Problem requirements :: Go over the entries below line by line, copying each one that contains the word "beschadiging".
───── Material ─────
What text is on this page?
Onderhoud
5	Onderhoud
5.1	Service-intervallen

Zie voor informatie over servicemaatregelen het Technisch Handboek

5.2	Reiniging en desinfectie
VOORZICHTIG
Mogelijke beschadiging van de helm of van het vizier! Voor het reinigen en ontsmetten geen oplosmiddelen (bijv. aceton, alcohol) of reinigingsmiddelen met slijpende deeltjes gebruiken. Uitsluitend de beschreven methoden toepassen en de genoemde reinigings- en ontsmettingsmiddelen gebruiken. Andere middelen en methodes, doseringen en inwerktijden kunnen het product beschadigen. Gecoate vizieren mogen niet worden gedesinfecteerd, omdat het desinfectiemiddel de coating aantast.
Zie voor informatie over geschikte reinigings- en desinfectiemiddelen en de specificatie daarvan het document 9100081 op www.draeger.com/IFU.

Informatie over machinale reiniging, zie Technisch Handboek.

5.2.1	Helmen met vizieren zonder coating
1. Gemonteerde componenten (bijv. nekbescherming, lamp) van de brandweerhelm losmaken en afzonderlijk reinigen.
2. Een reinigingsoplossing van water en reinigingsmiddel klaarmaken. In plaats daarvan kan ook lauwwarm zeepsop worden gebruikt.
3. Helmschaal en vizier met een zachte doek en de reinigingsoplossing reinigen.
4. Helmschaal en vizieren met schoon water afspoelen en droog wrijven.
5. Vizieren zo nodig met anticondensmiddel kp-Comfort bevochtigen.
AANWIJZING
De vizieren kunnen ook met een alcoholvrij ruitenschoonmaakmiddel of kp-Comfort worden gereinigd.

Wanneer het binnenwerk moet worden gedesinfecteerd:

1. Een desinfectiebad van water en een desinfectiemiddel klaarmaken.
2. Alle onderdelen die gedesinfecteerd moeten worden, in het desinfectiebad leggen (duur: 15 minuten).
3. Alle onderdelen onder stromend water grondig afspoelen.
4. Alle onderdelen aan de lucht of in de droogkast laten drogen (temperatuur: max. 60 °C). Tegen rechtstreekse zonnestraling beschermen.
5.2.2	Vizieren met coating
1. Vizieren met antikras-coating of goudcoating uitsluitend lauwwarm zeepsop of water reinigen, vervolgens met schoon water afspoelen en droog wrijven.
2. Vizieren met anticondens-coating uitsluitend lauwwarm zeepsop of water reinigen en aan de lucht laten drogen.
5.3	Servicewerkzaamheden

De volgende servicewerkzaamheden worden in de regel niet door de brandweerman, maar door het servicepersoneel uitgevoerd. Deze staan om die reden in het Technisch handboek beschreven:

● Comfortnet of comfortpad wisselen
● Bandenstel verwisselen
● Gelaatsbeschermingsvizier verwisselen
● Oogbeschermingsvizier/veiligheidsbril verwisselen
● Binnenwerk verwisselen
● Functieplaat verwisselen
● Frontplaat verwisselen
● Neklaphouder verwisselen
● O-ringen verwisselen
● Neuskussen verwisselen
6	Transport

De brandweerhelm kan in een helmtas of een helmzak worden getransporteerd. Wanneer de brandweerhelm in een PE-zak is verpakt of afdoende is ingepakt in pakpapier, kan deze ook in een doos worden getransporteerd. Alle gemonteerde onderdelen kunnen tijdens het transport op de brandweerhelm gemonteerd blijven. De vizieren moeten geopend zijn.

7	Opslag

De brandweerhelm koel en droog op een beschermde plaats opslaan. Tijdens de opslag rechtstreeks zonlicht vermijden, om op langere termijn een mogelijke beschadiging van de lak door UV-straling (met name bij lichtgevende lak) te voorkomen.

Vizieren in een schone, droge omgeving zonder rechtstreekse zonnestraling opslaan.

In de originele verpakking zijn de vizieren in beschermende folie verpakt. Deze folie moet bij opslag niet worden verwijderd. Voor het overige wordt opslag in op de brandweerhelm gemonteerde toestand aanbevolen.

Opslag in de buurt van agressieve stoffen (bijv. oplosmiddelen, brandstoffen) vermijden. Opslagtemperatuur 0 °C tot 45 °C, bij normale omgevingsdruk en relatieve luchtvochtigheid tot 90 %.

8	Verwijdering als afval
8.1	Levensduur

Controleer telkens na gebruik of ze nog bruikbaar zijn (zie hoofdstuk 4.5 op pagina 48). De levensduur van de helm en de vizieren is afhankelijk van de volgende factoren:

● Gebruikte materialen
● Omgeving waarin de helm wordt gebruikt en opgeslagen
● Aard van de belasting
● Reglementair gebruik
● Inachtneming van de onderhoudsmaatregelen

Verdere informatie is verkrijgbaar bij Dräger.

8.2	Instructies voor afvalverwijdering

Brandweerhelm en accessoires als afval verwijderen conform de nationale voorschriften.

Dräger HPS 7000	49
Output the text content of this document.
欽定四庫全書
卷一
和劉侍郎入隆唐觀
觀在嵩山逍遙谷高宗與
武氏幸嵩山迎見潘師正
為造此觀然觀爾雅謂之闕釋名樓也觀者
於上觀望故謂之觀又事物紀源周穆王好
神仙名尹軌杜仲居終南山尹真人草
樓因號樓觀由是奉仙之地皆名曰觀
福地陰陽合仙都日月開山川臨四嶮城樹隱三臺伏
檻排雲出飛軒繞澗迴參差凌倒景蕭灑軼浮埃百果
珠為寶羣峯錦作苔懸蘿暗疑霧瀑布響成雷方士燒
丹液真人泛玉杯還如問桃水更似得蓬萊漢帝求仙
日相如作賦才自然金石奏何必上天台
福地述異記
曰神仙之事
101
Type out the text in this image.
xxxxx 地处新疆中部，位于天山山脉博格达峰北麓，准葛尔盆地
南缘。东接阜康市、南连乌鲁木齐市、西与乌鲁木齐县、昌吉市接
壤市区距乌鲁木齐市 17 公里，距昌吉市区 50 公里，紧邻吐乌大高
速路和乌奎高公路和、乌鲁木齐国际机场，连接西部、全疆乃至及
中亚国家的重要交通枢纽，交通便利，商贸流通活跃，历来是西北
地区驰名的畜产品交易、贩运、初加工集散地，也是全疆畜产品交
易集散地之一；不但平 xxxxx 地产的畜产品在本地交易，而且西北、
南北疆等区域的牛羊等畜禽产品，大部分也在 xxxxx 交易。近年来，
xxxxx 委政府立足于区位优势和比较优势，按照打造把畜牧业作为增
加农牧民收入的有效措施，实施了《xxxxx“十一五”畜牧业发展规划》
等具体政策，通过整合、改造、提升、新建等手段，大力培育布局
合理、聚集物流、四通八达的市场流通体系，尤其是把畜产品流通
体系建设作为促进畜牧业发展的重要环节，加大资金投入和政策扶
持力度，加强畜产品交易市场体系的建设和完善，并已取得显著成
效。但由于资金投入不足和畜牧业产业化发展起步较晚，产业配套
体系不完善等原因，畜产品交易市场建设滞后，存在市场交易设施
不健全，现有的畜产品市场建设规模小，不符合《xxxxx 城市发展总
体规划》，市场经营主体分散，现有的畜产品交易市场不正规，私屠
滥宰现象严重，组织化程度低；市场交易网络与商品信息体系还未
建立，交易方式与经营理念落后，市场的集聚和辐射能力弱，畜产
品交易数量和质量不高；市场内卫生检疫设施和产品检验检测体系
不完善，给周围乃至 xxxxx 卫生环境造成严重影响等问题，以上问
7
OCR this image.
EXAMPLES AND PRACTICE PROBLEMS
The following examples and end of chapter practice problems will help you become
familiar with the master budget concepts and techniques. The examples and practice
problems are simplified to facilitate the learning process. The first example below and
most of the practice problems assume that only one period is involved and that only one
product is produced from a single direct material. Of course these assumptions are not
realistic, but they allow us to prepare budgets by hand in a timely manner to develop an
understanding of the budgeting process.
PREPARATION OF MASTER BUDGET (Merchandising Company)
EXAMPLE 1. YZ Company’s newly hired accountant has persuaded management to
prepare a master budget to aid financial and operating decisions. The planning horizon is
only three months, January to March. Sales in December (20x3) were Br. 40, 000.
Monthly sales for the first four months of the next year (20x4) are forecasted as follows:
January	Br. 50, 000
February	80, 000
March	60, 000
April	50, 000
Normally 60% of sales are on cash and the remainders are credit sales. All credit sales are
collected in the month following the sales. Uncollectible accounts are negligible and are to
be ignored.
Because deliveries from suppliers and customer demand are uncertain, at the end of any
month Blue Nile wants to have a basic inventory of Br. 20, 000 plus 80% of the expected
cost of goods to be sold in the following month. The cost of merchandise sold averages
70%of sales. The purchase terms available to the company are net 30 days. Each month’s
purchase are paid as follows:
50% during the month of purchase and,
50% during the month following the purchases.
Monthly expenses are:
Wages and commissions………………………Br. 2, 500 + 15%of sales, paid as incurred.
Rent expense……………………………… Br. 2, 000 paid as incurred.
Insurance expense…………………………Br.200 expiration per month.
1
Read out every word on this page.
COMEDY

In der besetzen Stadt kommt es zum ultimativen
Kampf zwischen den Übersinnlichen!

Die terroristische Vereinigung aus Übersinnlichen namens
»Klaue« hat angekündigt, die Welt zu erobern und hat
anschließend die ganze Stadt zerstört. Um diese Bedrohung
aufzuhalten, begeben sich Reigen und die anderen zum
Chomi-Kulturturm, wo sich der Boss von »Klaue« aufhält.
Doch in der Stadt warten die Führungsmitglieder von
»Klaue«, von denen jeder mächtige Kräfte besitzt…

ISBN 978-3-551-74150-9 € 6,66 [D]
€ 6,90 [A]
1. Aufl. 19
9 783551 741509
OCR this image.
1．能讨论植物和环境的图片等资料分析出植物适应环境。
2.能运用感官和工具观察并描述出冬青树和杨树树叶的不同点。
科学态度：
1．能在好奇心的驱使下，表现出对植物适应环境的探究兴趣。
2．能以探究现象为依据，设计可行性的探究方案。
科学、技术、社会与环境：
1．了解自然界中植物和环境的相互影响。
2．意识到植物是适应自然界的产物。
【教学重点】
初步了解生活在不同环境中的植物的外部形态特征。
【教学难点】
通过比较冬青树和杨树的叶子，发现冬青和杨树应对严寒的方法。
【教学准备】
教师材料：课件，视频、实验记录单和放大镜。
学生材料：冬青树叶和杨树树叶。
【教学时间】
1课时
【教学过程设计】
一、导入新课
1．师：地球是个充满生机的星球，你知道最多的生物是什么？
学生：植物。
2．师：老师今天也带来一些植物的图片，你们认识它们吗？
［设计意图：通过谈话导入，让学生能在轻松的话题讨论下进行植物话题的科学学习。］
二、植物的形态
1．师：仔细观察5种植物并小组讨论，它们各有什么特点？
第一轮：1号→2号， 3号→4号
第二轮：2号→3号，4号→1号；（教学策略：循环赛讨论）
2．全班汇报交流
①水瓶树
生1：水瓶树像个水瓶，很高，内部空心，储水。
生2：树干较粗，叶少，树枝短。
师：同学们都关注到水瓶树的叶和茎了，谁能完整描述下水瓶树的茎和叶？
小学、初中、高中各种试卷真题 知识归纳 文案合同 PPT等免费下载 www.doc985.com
─────
Expected answer ::
Mogelijke beschadiging van de helm of van het vizier! Voor het reinigen en ontsmetten geen oplosmiddelen (bijv. aceton, alcohol) of reinigingsmiddelen met slijpende deeltjes gebruiken. Uitsluitend de beschreven methoden toepassen en de genoemde reinigings- en ontsmettingsmiddelen gebruiken. Andere middelen en methodes, doseringen en inwerktijden kunnen het product beschadigen. Gecoate vizieren mogen niet worden gedesinfecteerd, omdat het desinfectiemiddel de coating aantast.
De brandweerhelm koel en droog op een beschermde plaats opslaan. Tijdens de opslag rechtstreeks zonlicht vermijden, om op langere termijn een mogelijke beschadiging van de lak door UV-straling (met name bij lichtgevende lak) te voorkomen.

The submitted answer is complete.